* Work to do: How many lines of the records hold the string "right"? Reply with the number alone.

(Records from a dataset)

▼▼▼

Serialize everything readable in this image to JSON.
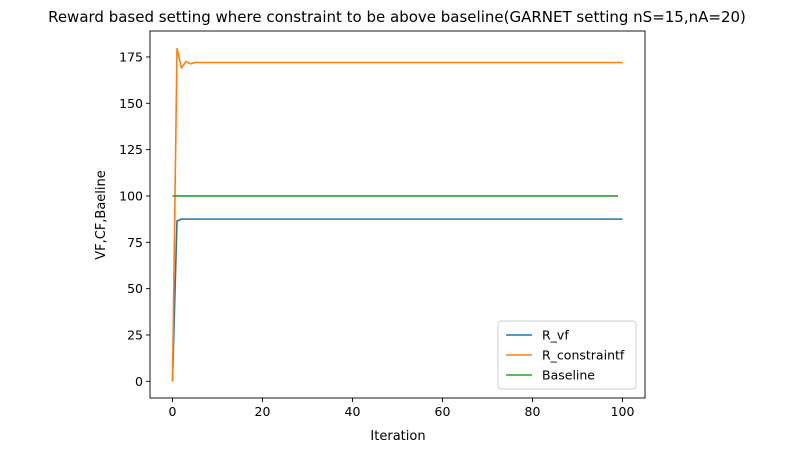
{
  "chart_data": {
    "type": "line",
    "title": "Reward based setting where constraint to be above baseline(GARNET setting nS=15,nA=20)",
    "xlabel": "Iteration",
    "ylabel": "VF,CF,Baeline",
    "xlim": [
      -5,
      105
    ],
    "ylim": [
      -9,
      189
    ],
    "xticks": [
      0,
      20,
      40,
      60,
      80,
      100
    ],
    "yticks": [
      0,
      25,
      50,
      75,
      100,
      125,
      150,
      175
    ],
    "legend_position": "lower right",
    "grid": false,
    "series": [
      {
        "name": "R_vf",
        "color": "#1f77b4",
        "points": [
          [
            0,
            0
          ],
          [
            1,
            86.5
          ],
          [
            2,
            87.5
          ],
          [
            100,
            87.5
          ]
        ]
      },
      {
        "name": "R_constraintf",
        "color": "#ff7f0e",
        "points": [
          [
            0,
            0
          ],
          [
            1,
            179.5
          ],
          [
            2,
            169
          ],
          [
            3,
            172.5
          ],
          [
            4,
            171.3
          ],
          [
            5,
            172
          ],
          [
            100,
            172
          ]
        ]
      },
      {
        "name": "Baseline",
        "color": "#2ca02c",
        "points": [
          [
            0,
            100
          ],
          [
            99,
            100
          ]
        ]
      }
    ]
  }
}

▲▲▲
▼▼▼

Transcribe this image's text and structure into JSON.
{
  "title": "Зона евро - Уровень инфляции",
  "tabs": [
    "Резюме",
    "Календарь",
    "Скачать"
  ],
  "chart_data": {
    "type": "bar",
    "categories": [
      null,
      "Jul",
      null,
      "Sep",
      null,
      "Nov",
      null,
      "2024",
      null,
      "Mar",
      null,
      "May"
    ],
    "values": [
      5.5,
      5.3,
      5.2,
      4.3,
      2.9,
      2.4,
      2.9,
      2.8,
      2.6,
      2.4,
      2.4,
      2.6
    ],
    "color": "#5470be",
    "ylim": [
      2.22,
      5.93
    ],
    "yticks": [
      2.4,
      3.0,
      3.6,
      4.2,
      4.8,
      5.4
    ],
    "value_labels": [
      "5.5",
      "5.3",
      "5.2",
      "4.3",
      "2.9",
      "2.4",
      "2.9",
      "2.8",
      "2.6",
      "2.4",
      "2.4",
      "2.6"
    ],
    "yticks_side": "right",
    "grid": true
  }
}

▲▲▲

* Correct output: 2